= Task prompt =
Copy out every line of the entries below without changing a single character.

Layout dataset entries
════

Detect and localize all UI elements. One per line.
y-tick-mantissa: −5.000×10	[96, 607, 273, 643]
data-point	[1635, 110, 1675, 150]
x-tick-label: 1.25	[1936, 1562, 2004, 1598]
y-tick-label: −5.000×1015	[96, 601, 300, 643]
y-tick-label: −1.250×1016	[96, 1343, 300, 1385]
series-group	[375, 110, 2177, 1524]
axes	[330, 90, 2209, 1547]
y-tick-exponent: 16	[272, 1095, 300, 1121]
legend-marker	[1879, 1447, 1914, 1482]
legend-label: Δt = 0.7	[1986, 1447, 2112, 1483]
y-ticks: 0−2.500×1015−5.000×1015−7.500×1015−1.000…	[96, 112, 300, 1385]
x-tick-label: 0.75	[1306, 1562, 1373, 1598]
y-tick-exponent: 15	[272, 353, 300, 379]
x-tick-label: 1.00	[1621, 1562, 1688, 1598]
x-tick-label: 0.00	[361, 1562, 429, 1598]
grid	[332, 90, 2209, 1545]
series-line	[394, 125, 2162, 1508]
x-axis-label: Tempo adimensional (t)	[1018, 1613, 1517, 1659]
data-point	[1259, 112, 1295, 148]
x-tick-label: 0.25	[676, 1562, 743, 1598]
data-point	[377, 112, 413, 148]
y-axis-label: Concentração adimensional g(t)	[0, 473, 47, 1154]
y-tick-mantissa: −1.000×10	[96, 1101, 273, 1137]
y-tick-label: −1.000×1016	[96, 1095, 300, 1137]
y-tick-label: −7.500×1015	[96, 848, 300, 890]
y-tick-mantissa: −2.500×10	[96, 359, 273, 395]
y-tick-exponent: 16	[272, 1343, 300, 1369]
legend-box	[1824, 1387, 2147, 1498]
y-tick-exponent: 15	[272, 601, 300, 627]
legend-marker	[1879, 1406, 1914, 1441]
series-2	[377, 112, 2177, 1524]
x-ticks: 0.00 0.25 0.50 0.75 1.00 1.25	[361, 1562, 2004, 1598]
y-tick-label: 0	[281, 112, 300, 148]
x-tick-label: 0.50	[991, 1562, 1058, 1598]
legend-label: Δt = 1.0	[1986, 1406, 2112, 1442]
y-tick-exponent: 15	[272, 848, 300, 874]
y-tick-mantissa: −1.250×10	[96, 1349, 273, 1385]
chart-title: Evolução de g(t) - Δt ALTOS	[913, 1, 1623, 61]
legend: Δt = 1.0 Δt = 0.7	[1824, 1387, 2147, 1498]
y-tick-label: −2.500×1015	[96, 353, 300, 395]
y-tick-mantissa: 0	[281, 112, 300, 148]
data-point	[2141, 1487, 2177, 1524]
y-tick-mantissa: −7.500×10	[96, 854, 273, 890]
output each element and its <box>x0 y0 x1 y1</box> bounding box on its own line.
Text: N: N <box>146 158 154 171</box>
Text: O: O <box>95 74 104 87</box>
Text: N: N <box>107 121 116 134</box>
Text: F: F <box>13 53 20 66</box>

════

= Answer to this task =
Detect and localize all UI elements. One per line.
y-tick-mantissa: −5.000×10	[96, 607, 273, 643]
data-point	[1635, 110, 1675, 150]
x-tick-label: 1.25	[1936, 1562, 2004, 1598]
y-tick-label: −5.000×1015	[96, 601, 300, 643]
y-tick-label: −1.250×1016	[96, 1343, 300, 1385]
series-group	[375, 110, 2177, 1524]
axes	[330, 90, 2209, 1547]
y-tick-exponent: 16	[272, 1095, 300, 1121]
legend-marker	[1879, 1447, 1914, 1482]
legend-label: Δt = 0.7	[1986, 1447, 2112, 1483]
y-ticks: 0−2.500×1015−5.000×1015−7.500×1015−1.000…	[96, 112, 300, 1385]
x-tick-label: 0.75	[1306, 1562, 1373, 1598]
y-tick-exponent: 15	[272, 353, 300, 379]
x-tick-label: 1.00	[1621, 1562, 1688, 1598]
x-tick-label: 0.00	[361, 1562, 429, 1598]
grid	[332, 90, 2209, 1545]
series-line	[394, 125, 2162, 1508]
x-axis-label: Tempo adimensional (t)	[1018, 1613, 1517, 1659]
data-point	[1259, 112, 1295, 148]
x-tick-label: 0.25	[676, 1562, 743, 1598]
data-point	[377, 112, 413, 148]
y-axis-label: Concentração adimensional g(t)	[0, 473, 47, 1154]
y-tick-mantissa: −1.000×10	[96, 1101, 273, 1137]
y-tick-label: −1.000×1016	[96, 1095, 300, 1137]
y-tick-label: −7.500×1015	[96, 848, 300, 890]
y-tick-mantissa: −2.500×10	[96, 359, 273, 395]
y-tick-exponent: 16	[272, 1343, 300, 1369]
legend-box	[1824, 1387, 2147, 1498]
y-tick-exponent: 15	[272, 601, 300, 627]
legend-marker	[1879, 1406, 1914, 1441]
series-2	[377, 112, 2177, 1524]
x-ticks: 0.00 0.25 0.50 0.75 1.00 1.25	[361, 1562, 2004, 1598]
y-tick-label: 0	[281, 112, 300, 148]
x-tick-label: 0.50	[991, 1562, 1058, 1598]
legend-label: Δt = 1.0	[1986, 1406, 2112, 1442]
y-tick-exponent: 15	[272, 848, 300, 874]
y-tick-mantissa: −1.250×10	[96, 1349, 273, 1385]
chart-title: Evolução de g(t) - Δt ALTOS	[913, 1, 1623, 61]
legend: Δt = 1.0 Δt = 0.7	[1824, 1387, 2147, 1498]
y-tick-label: −2.500×1015	[96, 353, 300, 395]
y-tick-mantissa: 0	[281, 112, 300, 148]
data-point	[2141, 1487, 2177, 1524]
y-tick-mantissa: −7.500×10	[96, 854, 273, 890]
output each element and its <box>x0 y0 x1 y1</box> bounding box on its own line.
Text: N: N <box>146 158 154 171</box>
Text: O: O <box>95 74 104 87</box>
Text: N: N <box>107 121 116 134</box>
Text: F: F <box>13 53 20 66</box>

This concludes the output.